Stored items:
________________________________________

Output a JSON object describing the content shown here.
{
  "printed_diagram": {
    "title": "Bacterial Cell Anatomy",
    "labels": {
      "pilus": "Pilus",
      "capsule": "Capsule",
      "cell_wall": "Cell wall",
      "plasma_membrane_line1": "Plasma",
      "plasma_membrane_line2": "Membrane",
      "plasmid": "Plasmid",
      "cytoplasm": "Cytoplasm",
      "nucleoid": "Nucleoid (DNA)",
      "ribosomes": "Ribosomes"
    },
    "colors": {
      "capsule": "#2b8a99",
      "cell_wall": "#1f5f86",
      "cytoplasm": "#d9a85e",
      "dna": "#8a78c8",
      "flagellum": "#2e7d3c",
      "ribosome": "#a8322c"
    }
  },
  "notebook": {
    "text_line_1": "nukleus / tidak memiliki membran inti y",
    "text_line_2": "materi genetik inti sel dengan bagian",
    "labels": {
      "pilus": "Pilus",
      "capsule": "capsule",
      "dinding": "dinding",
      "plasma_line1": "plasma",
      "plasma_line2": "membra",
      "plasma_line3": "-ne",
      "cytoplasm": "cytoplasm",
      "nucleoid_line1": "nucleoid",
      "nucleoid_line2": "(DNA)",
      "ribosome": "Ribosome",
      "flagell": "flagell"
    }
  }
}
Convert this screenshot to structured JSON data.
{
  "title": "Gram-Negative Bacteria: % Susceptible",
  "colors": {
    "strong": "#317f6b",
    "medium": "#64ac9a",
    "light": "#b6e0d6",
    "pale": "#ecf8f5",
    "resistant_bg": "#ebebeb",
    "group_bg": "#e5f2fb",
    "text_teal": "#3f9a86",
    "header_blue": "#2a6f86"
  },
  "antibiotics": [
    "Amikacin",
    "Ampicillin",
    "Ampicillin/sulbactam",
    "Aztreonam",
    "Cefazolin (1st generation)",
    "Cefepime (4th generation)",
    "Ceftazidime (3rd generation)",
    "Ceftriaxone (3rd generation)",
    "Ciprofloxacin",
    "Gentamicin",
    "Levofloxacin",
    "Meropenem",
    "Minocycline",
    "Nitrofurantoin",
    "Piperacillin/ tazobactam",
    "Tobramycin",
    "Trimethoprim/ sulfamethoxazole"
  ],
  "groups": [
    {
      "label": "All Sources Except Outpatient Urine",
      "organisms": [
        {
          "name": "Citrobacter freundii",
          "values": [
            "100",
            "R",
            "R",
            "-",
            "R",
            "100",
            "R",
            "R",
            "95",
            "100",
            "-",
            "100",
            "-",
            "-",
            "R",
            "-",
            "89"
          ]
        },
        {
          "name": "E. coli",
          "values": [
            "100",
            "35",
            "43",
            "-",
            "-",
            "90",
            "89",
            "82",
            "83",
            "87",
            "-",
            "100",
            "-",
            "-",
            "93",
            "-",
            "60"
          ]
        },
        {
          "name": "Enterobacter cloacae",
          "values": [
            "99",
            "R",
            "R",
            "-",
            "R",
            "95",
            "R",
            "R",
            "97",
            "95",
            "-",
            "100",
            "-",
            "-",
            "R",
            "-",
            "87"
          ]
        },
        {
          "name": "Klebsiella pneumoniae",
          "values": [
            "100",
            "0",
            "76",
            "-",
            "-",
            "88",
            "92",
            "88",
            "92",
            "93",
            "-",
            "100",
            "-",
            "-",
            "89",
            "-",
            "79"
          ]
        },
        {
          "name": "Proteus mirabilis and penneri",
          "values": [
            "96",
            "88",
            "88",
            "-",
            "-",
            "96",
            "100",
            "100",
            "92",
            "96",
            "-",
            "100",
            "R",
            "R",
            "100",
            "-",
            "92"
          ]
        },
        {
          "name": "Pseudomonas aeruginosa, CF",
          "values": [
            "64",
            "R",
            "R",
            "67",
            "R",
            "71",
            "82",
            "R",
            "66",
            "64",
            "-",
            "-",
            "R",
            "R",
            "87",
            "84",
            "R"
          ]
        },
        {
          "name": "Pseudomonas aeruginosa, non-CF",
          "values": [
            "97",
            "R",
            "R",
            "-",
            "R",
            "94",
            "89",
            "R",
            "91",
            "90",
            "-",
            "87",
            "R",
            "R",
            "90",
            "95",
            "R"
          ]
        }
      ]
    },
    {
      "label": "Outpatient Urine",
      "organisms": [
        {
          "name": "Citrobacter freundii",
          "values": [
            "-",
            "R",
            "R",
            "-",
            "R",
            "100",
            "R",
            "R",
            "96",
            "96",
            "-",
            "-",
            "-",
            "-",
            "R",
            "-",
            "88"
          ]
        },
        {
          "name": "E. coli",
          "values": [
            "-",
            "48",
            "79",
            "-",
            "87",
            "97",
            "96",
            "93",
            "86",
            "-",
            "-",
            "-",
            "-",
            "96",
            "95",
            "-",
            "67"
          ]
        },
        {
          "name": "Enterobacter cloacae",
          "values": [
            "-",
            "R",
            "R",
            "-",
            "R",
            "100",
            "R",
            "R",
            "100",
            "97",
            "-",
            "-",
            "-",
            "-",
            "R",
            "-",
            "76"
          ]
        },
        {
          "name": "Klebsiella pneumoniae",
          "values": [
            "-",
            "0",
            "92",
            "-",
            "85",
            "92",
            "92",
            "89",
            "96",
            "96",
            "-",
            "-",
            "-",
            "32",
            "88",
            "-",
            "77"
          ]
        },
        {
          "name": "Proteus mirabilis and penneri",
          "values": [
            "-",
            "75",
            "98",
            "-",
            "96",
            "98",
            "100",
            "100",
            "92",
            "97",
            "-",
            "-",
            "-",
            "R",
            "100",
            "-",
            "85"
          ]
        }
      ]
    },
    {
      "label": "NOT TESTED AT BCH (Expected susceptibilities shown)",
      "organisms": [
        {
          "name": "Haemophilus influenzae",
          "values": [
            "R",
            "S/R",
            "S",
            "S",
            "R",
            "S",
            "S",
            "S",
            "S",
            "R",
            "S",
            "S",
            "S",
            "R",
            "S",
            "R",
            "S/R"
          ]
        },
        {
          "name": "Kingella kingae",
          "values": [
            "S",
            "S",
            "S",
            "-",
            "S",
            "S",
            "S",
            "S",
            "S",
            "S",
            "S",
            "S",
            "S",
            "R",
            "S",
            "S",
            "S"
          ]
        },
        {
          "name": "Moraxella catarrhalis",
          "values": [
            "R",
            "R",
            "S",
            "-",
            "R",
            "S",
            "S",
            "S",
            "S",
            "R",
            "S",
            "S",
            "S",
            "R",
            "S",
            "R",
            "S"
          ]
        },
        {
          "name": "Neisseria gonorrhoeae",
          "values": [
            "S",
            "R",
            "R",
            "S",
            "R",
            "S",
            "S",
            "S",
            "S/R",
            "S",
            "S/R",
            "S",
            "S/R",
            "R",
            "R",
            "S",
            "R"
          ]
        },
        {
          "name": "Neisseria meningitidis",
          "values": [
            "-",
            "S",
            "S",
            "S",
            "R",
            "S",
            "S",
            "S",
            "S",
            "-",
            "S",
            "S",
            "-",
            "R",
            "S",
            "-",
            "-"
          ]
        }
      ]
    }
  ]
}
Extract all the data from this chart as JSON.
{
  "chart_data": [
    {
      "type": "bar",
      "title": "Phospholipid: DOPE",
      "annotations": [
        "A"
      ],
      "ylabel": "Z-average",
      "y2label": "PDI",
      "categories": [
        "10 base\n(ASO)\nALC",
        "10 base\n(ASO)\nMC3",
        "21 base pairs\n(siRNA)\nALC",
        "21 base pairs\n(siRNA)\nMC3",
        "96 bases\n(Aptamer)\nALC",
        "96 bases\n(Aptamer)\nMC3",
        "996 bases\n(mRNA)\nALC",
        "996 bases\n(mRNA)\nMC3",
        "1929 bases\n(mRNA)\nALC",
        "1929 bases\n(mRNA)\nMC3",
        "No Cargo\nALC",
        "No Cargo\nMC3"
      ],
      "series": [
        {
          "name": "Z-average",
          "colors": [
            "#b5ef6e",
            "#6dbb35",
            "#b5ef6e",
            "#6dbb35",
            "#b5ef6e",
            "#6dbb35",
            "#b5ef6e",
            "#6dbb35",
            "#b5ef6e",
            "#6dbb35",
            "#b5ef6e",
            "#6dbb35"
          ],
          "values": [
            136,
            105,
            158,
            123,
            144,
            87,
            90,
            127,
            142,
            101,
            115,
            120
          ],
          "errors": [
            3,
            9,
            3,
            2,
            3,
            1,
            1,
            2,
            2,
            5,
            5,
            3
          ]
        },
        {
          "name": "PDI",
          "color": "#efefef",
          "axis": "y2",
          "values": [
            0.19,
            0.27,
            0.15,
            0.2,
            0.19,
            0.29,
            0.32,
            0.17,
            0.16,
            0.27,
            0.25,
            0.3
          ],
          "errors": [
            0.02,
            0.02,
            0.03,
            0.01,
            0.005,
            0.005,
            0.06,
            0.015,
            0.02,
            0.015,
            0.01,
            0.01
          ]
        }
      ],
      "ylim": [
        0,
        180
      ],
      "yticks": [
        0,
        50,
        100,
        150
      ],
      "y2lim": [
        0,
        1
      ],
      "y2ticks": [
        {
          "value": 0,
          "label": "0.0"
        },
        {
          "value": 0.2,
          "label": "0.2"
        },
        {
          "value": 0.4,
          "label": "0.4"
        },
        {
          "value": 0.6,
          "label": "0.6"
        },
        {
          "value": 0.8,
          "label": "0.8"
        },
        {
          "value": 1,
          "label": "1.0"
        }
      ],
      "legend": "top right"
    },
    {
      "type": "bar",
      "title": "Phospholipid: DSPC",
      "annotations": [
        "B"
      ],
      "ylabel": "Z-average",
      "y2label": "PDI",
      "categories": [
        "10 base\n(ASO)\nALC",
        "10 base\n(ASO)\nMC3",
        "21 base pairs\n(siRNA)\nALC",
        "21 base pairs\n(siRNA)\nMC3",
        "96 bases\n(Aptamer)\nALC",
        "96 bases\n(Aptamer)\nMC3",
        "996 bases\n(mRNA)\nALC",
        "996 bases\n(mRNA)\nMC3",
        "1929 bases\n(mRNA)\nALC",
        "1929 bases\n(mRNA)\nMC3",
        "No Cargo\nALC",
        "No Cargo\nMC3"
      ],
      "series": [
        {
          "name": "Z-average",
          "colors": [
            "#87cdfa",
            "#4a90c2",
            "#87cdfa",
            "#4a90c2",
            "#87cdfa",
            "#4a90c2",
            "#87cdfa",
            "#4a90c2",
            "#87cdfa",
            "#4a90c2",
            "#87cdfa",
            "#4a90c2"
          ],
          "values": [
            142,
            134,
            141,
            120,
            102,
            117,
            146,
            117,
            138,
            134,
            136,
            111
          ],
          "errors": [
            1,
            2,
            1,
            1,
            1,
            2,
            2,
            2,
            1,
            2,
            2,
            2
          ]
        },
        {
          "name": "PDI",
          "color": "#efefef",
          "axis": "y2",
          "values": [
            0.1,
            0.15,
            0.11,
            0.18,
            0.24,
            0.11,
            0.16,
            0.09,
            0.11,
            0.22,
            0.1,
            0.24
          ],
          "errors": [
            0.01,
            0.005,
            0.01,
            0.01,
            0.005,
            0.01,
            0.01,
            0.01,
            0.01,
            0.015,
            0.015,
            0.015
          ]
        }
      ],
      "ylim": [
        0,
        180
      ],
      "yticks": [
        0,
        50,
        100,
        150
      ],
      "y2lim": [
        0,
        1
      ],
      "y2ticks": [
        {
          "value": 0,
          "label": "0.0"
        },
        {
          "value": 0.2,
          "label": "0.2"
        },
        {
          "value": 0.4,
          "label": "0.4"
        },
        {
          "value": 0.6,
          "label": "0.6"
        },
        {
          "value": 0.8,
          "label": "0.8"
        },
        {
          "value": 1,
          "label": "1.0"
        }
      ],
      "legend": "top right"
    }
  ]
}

________________________________________

Each line holding the word "cytoplasm" must be copied from the data.

* **Written reply**:
      "cytoplasm": "Cytoplasm",
      "cytoplasm": "#d9a85e",
      "cytoplasm": "cytoplasm",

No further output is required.